Exercise: Would you pull out every line of the material that contains the string "labels"?

Data extract:
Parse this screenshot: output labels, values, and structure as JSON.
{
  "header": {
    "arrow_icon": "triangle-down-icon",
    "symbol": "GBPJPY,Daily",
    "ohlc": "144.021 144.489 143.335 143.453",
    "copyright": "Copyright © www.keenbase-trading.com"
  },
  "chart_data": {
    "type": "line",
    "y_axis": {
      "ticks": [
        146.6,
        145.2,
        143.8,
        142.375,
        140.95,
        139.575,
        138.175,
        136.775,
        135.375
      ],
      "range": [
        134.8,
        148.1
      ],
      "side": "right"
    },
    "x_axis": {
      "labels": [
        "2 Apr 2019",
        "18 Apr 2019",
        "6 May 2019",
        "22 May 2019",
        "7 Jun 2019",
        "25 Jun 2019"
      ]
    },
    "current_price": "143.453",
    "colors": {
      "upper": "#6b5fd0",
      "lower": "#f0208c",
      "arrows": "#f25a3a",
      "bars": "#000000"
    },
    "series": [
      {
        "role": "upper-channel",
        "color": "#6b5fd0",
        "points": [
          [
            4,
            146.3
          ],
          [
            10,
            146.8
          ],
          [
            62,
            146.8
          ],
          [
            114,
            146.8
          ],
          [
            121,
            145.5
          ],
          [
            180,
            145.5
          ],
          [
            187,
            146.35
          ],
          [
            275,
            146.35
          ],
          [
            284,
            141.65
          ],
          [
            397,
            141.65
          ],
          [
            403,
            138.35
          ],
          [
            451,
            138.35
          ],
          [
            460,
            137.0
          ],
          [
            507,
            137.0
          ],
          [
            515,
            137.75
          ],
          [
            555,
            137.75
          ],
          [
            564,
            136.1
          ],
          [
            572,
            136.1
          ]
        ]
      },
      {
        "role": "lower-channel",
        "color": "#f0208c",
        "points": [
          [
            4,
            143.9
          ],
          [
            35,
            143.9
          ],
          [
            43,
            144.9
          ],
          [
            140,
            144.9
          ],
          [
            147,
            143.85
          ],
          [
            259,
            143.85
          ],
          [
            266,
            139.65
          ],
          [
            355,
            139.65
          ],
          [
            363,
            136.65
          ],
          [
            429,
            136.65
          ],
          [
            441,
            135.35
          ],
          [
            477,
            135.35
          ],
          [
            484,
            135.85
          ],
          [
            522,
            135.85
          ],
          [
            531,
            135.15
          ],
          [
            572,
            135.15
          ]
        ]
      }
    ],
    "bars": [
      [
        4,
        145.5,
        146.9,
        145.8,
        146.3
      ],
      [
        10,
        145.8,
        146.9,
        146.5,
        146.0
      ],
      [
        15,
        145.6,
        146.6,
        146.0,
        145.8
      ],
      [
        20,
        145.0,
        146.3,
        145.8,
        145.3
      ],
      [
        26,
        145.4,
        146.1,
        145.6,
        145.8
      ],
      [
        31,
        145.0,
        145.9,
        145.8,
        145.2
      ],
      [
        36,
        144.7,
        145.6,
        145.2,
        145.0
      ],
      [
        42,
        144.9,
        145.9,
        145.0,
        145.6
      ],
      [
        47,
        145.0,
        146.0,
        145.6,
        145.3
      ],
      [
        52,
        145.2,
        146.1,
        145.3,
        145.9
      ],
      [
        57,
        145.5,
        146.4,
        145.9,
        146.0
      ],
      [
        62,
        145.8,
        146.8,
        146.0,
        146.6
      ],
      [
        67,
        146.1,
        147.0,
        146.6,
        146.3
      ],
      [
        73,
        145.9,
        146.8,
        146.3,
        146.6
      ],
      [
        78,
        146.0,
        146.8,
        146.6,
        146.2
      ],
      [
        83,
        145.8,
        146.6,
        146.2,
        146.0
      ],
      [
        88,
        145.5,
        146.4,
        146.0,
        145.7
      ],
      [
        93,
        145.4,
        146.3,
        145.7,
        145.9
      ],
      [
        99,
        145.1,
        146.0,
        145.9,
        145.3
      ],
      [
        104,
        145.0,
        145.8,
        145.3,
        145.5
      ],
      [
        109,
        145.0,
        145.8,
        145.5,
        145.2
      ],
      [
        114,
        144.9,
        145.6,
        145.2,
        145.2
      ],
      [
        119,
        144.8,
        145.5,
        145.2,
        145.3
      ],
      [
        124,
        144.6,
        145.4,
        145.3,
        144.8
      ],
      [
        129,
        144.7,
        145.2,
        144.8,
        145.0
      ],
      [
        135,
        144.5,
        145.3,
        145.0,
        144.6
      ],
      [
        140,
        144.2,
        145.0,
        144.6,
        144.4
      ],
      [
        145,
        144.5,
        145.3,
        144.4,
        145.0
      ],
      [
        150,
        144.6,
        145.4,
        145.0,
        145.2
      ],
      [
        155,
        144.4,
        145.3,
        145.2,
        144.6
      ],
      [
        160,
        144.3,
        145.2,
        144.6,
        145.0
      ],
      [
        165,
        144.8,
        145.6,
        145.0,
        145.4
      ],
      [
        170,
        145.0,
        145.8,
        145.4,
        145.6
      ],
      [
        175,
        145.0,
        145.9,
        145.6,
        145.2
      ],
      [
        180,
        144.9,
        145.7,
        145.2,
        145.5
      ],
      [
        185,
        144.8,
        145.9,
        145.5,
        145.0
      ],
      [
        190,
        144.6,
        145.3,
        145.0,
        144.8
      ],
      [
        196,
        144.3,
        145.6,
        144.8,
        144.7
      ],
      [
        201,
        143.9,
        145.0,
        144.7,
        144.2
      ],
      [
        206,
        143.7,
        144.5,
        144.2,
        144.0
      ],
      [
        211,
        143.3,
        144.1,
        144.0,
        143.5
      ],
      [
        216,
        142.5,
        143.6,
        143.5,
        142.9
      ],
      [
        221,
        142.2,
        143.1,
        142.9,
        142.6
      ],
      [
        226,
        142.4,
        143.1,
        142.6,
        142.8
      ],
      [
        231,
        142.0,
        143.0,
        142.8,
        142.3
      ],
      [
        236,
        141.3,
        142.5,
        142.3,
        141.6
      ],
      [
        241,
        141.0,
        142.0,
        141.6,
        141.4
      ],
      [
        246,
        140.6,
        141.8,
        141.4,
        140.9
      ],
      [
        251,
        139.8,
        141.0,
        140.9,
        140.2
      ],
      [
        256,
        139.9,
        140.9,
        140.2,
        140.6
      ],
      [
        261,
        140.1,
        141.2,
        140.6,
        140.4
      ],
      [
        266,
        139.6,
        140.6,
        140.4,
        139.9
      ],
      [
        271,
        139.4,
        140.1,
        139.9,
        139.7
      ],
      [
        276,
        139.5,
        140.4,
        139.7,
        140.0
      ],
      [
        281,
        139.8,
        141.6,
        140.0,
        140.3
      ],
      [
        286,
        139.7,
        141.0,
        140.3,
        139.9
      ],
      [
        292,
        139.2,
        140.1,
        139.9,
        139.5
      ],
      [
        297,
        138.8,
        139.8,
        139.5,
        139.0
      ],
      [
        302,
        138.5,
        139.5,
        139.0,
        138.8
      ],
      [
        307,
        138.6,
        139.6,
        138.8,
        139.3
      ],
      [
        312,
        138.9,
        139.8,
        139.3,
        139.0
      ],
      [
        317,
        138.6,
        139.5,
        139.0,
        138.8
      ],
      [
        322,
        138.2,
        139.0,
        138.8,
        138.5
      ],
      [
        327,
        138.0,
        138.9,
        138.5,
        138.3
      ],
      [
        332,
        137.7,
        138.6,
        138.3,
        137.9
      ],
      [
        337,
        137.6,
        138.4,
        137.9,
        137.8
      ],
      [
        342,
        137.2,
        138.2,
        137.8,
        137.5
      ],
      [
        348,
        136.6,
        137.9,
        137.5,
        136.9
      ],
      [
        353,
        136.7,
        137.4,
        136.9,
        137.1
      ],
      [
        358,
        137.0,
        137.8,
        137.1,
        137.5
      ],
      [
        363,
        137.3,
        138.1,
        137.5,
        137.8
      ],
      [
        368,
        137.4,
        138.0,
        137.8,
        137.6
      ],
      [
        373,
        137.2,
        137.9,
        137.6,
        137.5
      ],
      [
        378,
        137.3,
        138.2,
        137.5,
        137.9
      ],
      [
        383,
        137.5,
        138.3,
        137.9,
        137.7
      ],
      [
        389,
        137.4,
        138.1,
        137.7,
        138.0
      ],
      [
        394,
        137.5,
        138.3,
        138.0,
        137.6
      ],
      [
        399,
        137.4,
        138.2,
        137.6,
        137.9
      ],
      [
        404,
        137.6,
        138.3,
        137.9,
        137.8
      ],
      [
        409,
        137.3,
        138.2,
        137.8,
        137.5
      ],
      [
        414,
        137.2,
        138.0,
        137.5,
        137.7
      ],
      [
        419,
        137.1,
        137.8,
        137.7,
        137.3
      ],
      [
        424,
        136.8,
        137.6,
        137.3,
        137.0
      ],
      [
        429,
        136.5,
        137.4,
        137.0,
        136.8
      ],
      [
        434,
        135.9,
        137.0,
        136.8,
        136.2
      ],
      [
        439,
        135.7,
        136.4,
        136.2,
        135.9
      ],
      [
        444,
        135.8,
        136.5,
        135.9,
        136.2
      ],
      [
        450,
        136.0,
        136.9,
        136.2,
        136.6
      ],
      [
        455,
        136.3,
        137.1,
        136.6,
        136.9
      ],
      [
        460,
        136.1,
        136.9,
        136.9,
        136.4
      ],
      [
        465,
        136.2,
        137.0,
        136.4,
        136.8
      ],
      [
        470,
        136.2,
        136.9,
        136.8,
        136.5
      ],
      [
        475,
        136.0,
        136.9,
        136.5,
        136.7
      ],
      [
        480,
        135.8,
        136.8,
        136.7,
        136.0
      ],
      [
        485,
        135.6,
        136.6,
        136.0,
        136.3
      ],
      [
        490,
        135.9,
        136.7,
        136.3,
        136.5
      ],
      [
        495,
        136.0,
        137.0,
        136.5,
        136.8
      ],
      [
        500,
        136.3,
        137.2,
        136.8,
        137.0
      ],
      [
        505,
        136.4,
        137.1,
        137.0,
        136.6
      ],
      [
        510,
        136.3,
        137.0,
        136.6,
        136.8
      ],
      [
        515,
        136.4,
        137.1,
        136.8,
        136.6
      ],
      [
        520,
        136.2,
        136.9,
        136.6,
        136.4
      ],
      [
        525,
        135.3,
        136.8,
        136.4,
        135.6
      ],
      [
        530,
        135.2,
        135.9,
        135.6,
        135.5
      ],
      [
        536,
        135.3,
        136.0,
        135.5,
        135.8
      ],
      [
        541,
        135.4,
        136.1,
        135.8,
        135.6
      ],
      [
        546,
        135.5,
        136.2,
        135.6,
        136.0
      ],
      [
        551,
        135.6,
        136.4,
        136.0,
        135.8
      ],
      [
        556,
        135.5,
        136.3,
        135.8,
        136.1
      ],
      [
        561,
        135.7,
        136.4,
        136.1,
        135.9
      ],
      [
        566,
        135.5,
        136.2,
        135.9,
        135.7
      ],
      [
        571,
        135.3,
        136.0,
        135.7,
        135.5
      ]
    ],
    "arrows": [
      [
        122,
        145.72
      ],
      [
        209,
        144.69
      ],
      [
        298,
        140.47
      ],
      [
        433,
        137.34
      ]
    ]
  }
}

Result below:
Parse this screenshot: output labels, values, and structure as JSON.
      "labels": [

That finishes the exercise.